──────── Records for this exercise ────────

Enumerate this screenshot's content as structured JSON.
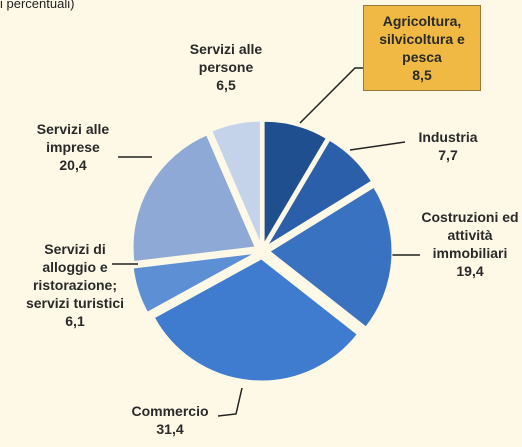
{
  "subtitle": "i percentuali)",
  "chart_data": {
    "type": "pie",
    "categories": [
      "Agricoltura, silvicoltura e pesca",
      "Industria",
      "Costruzioni ed attività immobiliari",
      "Commercio",
      "Servizi di alloggio e ristorazione; servizi turistici",
      "Servizi alle imprese",
      "Servizi alle persone"
    ],
    "values": [
      8.5,
      7.7,
      19.4,
      31.4,
      6.1,
      20.4,
      6.5
    ],
    "value_labels": [
      "8,5",
      "7,7",
      "19,4",
      "31,4",
      "6,1",
      "20,4",
      "6,5"
    ],
    "colors": [
      "#1f4f8f",
      "#2b5fa9",
      "#3a72c2",
      "#3f7ccf",
      "#5c8fd4",
      "#8ea9d6",
      "#c4d2ea"
    ]
  }
}
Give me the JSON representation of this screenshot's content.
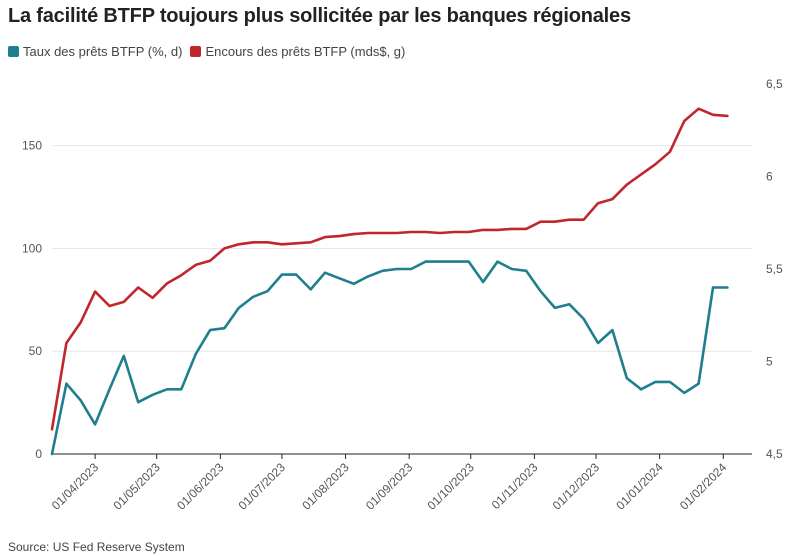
{
  "chart_data": {
    "type": "line",
    "title": "La facilité BTFP toujours plus sollicitée par les banques régionales",
    "source": "Source: US Fed Reserve System",
    "grid": true,
    "legend_position": "top-left",
    "x_tick_labels": [
      "01/04/2023",
      "01/05/2023",
      "01/06/2023",
      "01/07/2023",
      "01/08/2023",
      "01/09/2023",
      "01/10/2023",
      "01/11/2023",
      "01/12/2023",
      "01/01/2024",
      "01/02/2024"
    ],
    "y_left": {
      "ticks": [
        "0",
        "50",
        "100",
        "150"
      ],
      "tick_values": [
        0,
        50,
        100,
        150
      ],
      "range": [
        0,
        180
      ]
    },
    "y_right": {
      "ticks": [
        "4,5",
        "5",
        "5,5",
        "6",
        "6,5"
      ],
      "tick_values": [
        4.5,
        5,
        5.5,
        6,
        6.5
      ],
      "range": [
        4.5,
        6.5
      ]
    },
    "x_range_days": [
      -21,
      320
    ],
    "series": [
      {
        "name": "Taux des prêts BTFP (%, d)",
        "color": "#1f7f8f",
        "axis": "right",
        "points": [
          [
            -21,
            4.5
          ],
          [
            -14,
            4.88
          ],
          [
            -7,
            4.79
          ],
          [
            0,
            4.66
          ],
          [
            7,
            4.85
          ],
          [
            14,
            5.03
          ],
          [
            21,
            4.78
          ],
          [
            28,
            4.82
          ],
          [
            35,
            4.85
          ],
          [
            42,
            4.85
          ],
          [
            49,
            5.04
          ],
          [
            56,
            5.17
          ],
          [
            63,
            5.18
          ],
          [
            70,
            5.29
          ],
          [
            77,
            5.35
          ],
          [
            84,
            5.38
          ],
          [
            91,
            5.47
          ],
          [
            98,
            5.47
          ],
          [
            105,
            5.39
          ],
          [
            112,
            5.48
          ],
          [
            119,
            5.45
          ],
          [
            126,
            5.42
          ],
          [
            133,
            5.46
          ],
          [
            140,
            5.49
          ],
          [
            147,
            5.5
          ],
          [
            154,
            5.5
          ],
          [
            161,
            5.54
          ],
          [
            168,
            5.54
          ],
          [
            175,
            5.54
          ],
          [
            182,
            5.54
          ],
          [
            189,
            5.43
          ],
          [
            196,
            5.54
          ],
          [
            203,
            5.5
          ],
          [
            210,
            5.49
          ],
          [
            217,
            5.38
          ],
          [
            224,
            5.29
          ],
          [
            231,
            5.31
          ],
          [
            238,
            5.23
          ],
          [
            245,
            5.1
          ],
          [
            252,
            5.17
          ],
          [
            259,
            4.91
          ],
          [
            266,
            4.85
          ],
          [
            273,
            4.89
          ],
          [
            280,
            4.89
          ],
          [
            287,
            4.83
          ],
          [
            294,
            4.88
          ],
          [
            301,
            5.4
          ],
          [
            308,
            5.4
          ]
        ]
      },
      {
        "name": "Encours des prêts BTFP (mds$, g)",
        "color": "#c0272d",
        "axis": "left",
        "points": [
          [
            -21,
            12
          ],
          [
            -14,
            54
          ],
          [
            -7,
            64
          ],
          [
            0,
            79
          ],
          [
            7,
            72
          ],
          [
            14,
            74
          ],
          [
            21,
            81
          ],
          [
            28,
            76
          ],
          [
            35,
            83
          ],
          [
            42,
            87
          ],
          [
            49,
            92
          ],
          [
            56,
            94
          ],
          [
            63,
            100
          ],
          [
            70,
            102
          ],
          [
            77,
            103
          ],
          [
            84,
            103
          ],
          [
            91,
            102
          ],
          [
            98,
            102.5
          ],
          [
            105,
            103
          ],
          [
            112,
            105.5
          ],
          [
            119,
            106
          ],
          [
            126,
            107
          ],
          [
            133,
            107.5
          ],
          [
            140,
            107.5
          ],
          [
            147,
            107.5
          ],
          [
            154,
            108
          ],
          [
            161,
            108
          ],
          [
            168,
            107.5
          ],
          [
            175,
            108
          ],
          [
            182,
            108
          ],
          [
            189,
            109
          ],
          [
            196,
            109
          ],
          [
            203,
            109.5
          ],
          [
            210,
            109.5
          ],
          [
            217,
            113
          ],
          [
            224,
            113
          ],
          [
            231,
            114
          ],
          [
            238,
            114
          ],
          [
            245,
            122
          ],
          [
            252,
            124
          ],
          [
            259,
            131
          ],
          [
            266,
            136
          ],
          [
            273,
            141
          ],
          [
            280,
            147
          ],
          [
            287,
            162
          ],
          [
            294,
            168
          ],
          [
            301,
            165
          ],
          [
            308,
            164.5
          ]
        ]
      }
    ]
  }
}
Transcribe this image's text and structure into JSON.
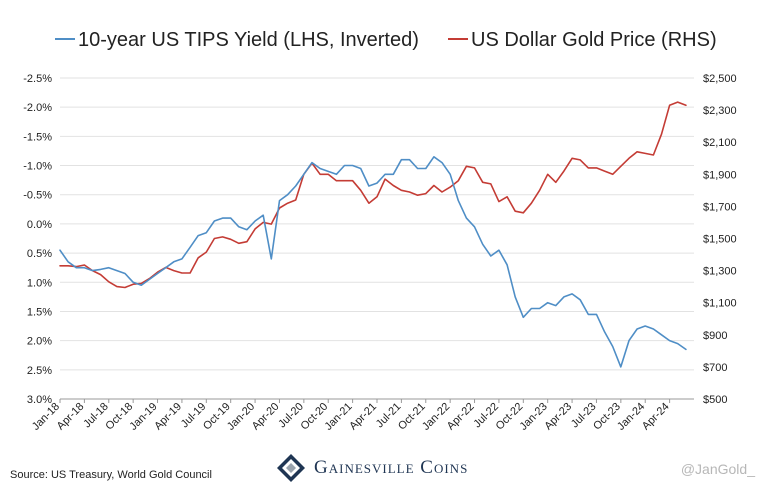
{
  "chart_data": {
    "type": "line",
    "series": [
      {
        "name": "10-year US TIPS Yield (LHS, Inverted)",
        "axis": "left",
        "unit": "%",
        "color": "#4f8ec6",
        "points": [
          [
            "2018-01",
            0.45
          ],
          [
            "2018-02",
            0.65
          ],
          [
            "2018-03",
            0.75
          ],
          [
            "2018-04",
            0.75
          ],
          [
            "2018-05",
            0.8
          ],
          [
            "2018-06",
            0.78
          ],
          [
            "2018-07",
            0.75
          ],
          [
            "2018-08",
            0.8
          ],
          [
            "2018-09",
            0.85
          ],
          [
            "2018-10",
            1.0
          ],
          [
            "2018-11",
            1.05
          ],
          [
            "2018-12",
            0.95
          ],
          [
            "2019-01",
            0.85
          ],
          [
            "2019-02",
            0.75
          ],
          [
            "2019-03",
            0.65
          ],
          [
            "2019-04",
            0.6
          ],
          [
            "2019-05",
            0.4
          ],
          [
            "2019-06",
            0.2
          ],
          [
            "2019-07",
            0.15
          ],
          [
            "2019-08",
            -0.05
          ],
          [
            "2019-09",
            -0.1
          ],
          [
            "2019-10",
            -0.1
          ],
          [
            "2019-11",
            0.05
          ],
          [
            "2019-12",
            0.1
          ],
          [
            "2020-01",
            -0.05
          ],
          [
            "2020-02",
            -0.15
          ],
          [
            "2020-03",
            0.6
          ],
          [
            "2020-04",
            -0.4
          ],
          [
            "2020-05",
            -0.5
          ],
          [
            "2020-06",
            -0.65
          ],
          [
            "2020-07",
            -0.85
          ],
          [
            "2020-08",
            -1.05
          ],
          [
            "2020-09",
            -0.95
          ],
          [
            "2020-10",
            -0.9
          ],
          [
            "2020-11",
            -0.85
          ],
          [
            "2020-12",
            -1.0
          ],
          [
            "2021-01",
            -1.0
          ],
          [
            "2021-02",
            -0.95
          ],
          [
            "2021-03",
            -0.65
          ],
          [
            "2021-04",
            -0.7
          ],
          [
            "2021-05",
            -0.85
          ],
          [
            "2021-06",
            -0.85
          ],
          [
            "2021-07",
            -1.1
          ],
          [
            "2021-08",
            -1.1
          ],
          [
            "2021-09",
            -0.95
          ],
          [
            "2021-10",
            -0.95
          ],
          [
            "2021-11",
            -1.15
          ],
          [
            "2021-12",
            -1.05
          ],
          [
            "2022-01",
            -0.85
          ],
          [
            "2022-02",
            -0.4
          ],
          [
            "2022-03",
            -0.1
          ],
          [
            "2022-04",
            0.05
          ],
          [
            "2022-05",
            0.35
          ],
          [
            "2022-06",
            0.55
          ],
          [
            "2022-07",
            0.45
          ],
          [
            "2022-08",
            0.7
          ],
          [
            "2022-09",
            1.25
          ],
          [
            "2022-10",
            1.6
          ],
          [
            "2022-11",
            1.45
          ],
          [
            "2022-12",
            1.45
          ],
          [
            "2023-01",
            1.35
          ],
          [
            "2023-02",
            1.4
          ],
          [
            "2023-03",
            1.25
          ],
          [
            "2023-04",
            1.2
          ],
          [
            "2023-05",
            1.3
          ],
          [
            "2023-06",
            1.55
          ],
          [
            "2023-07",
            1.55
          ],
          [
            "2023-08",
            1.85
          ],
          [
            "2023-09",
            2.1
          ],
          [
            "2023-10",
            2.45
          ],
          [
            "2023-11",
            2.0
          ],
          [
            "2023-12",
            1.8
          ],
          [
            "2024-01",
            1.75
          ],
          [
            "2024-02",
            1.8
          ],
          [
            "2024-03",
            1.9
          ],
          [
            "2024-04",
            2.0
          ],
          [
            "2024-05",
            2.05
          ],
          [
            "2024-06",
            2.15
          ]
        ]
      },
      {
        "name": "US Dollar Gold Price (RHS)",
        "axis": "right",
        "unit": "$",
        "color": "#c43c35",
        "points": [
          [
            "2018-01",
            1330
          ],
          [
            "2018-02",
            1330
          ],
          [
            "2018-03",
            1325
          ],
          [
            "2018-04",
            1335
          ],
          [
            "2018-05",
            1300
          ],
          [
            "2018-06",
            1275
          ],
          [
            "2018-07",
            1230
          ],
          [
            "2018-08",
            1200
          ],
          [
            "2018-09",
            1195
          ],
          [
            "2018-10",
            1215
          ],
          [
            "2018-11",
            1220
          ],
          [
            "2018-12",
            1250
          ],
          [
            "2019-01",
            1290
          ],
          [
            "2019-02",
            1320
          ],
          [
            "2019-03",
            1300
          ],
          [
            "2019-04",
            1285
          ],
          [
            "2019-05",
            1285
          ],
          [
            "2019-06",
            1380
          ],
          [
            "2019-07",
            1415
          ],
          [
            "2019-08",
            1500
          ],
          [
            "2019-09",
            1510
          ],
          [
            "2019-10",
            1495
          ],
          [
            "2019-11",
            1470
          ],
          [
            "2019-12",
            1480
          ],
          [
            "2020-01",
            1560
          ],
          [
            "2020-02",
            1600
          ],
          [
            "2020-03",
            1590
          ],
          [
            "2020-04",
            1690
          ],
          [
            "2020-05",
            1720
          ],
          [
            "2020-06",
            1740
          ],
          [
            "2020-07",
            1900
          ],
          [
            "2020-08",
            1970
          ],
          [
            "2020-09",
            1900
          ],
          [
            "2020-10",
            1900
          ],
          [
            "2020-11",
            1860
          ],
          [
            "2020-12",
            1860
          ],
          [
            "2021-01",
            1860
          ],
          [
            "2021-02",
            1800
          ],
          [
            "2021-03",
            1720
          ],
          [
            "2021-04",
            1760
          ],
          [
            "2021-05",
            1870
          ],
          [
            "2021-06",
            1830
          ],
          [
            "2021-07",
            1800
          ],
          [
            "2021-08",
            1790
          ],
          [
            "2021-09",
            1770
          ],
          [
            "2021-10",
            1780
          ],
          [
            "2021-11",
            1830
          ],
          [
            "2021-12",
            1790
          ],
          [
            "2022-01",
            1820
          ],
          [
            "2022-02",
            1860
          ],
          [
            "2022-03",
            1950
          ],
          [
            "2022-04",
            1940
          ],
          [
            "2022-05",
            1850
          ],
          [
            "2022-06",
            1840
          ],
          [
            "2022-07",
            1730
          ],
          [
            "2022-08",
            1760
          ],
          [
            "2022-09",
            1670
          ],
          [
            "2022-10",
            1660
          ],
          [
            "2022-11",
            1720
          ],
          [
            "2022-12",
            1800
          ],
          [
            "2023-01",
            1900
          ],
          [
            "2023-02",
            1850
          ],
          [
            "2023-03",
            1920
          ],
          [
            "2023-04",
            2000
          ],
          [
            "2023-05",
            1990
          ],
          [
            "2023-06",
            1940
          ],
          [
            "2023-07",
            1940
          ],
          [
            "2023-08",
            1920
          ],
          [
            "2023-09",
            1900
          ],
          [
            "2023-10",
            1950
          ],
          [
            "2023-11",
            2000
          ],
          [
            "2023-12",
            2040
          ],
          [
            "2024-01",
            2030
          ],
          [
            "2024-02",
            2020
          ],
          [
            "2024-03",
            2150
          ],
          [
            "2024-04",
            2330
          ],
          [
            "2024-05",
            2350
          ],
          [
            "2024-06",
            2330
          ]
        ]
      }
    ],
    "left_axis": {
      "inverted": true,
      "ylim": [
        -2.5,
        3.0
      ],
      "ticks": [
        -2.5,
        -2.0,
        -1.5,
        -1.0,
        -0.5,
        0.0,
        0.5,
        1.0,
        1.5,
        2.0,
        2.5,
        3.0
      ],
      "tick_labels": [
        "-2.5%",
        "-2.0%",
        "-1.5%",
        "-1.0%",
        "-0.5%",
        "0.0%",
        "0.5%",
        "1.0%",
        "1.5%",
        "2.0%",
        "2.5%",
        "3.0%"
      ]
    },
    "right_axis": {
      "ylim": [
        500,
        2500
      ],
      "ticks": [
        2500,
        2300,
        2100,
        1900,
        1700,
        1500,
        1300,
        1100,
        900,
        700,
        500
      ],
      "tick_labels": [
        "$2,500",
        "$2,300",
        "$2,100",
        "$1,900",
        "$1,700",
        "$1,500",
        "$1,300",
        "$1,100",
        "$900",
        "$700",
        "$500"
      ]
    },
    "x_axis": {
      "range": [
        "2018-01",
        "2024-07"
      ],
      "ticks": [
        "2018-01",
        "2018-04",
        "2018-07",
        "2018-10",
        "2019-01",
        "2019-04",
        "2019-07",
        "2019-10",
        "2020-01",
        "2020-04",
        "2020-07",
        "2020-10",
        "2021-01",
        "2021-04",
        "2021-07",
        "2021-10",
        "2022-01",
        "2022-04",
        "2022-07",
        "2022-10",
        "2023-01",
        "2023-04",
        "2023-07",
        "2023-10",
        "2024-01",
        "2024-04"
      ],
      "tick_labels": [
        "Jan-18",
        "Apr-18",
        "Jul-18",
        "Oct-18",
        "Jan-19",
        "Apr-19",
        "Jul-19",
        "Oct-19",
        "Jan-20",
        "Apr-20",
        "Jul-20",
        "Oct-20",
        "Jan-21",
        "Apr-21",
        "Jul-21",
        "Oct-21",
        "Jan-22",
        "Apr-22",
        "Jul-22",
        "Oct-22",
        "Jan-23",
        "Apr-23",
        "Jul-23",
        "Oct-23",
        "Jan-24",
        "Apr-24"
      ]
    },
    "grid": "horizontal",
    "legend": "top"
  },
  "source": "Source: US Treasury, World Gold Council",
  "brand": "Gainesville Coins",
  "handle": "@JanGold_"
}
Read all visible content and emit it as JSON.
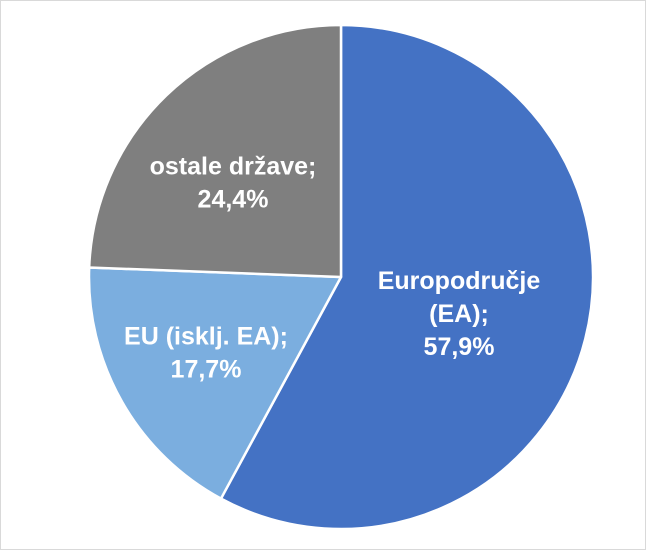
{
  "chart_data": {
    "type": "pie",
    "slices": [
      {
        "name": "Europodručje (EA)",
        "value": 57.9,
        "label_lines": [
          "Europodručje",
          "(EA);",
          "57,9%"
        ],
        "color": "#4472C4"
      },
      {
        "name": "EU (isklj. EA)",
        "value": 17.7,
        "label_lines": [
          "EU (isklj. EA);",
          "17,7%"
        ],
        "color": "#7BAEDF"
      },
      {
        "name": "ostale države",
        "value": 24.4,
        "label_lines": [
          "ostale države;",
          "24,4%"
        ],
        "color": "#7F7F7F"
      }
    ],
    "start_angle": "12 o'clock",
    "direction": "clockwise",
    "legend": "none",
    "slice_border_color": "#FFFFFF"
  }
}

────────

**The exercise:**
Report only the count of lines that include the string "name".

**Result of this exercise:**
7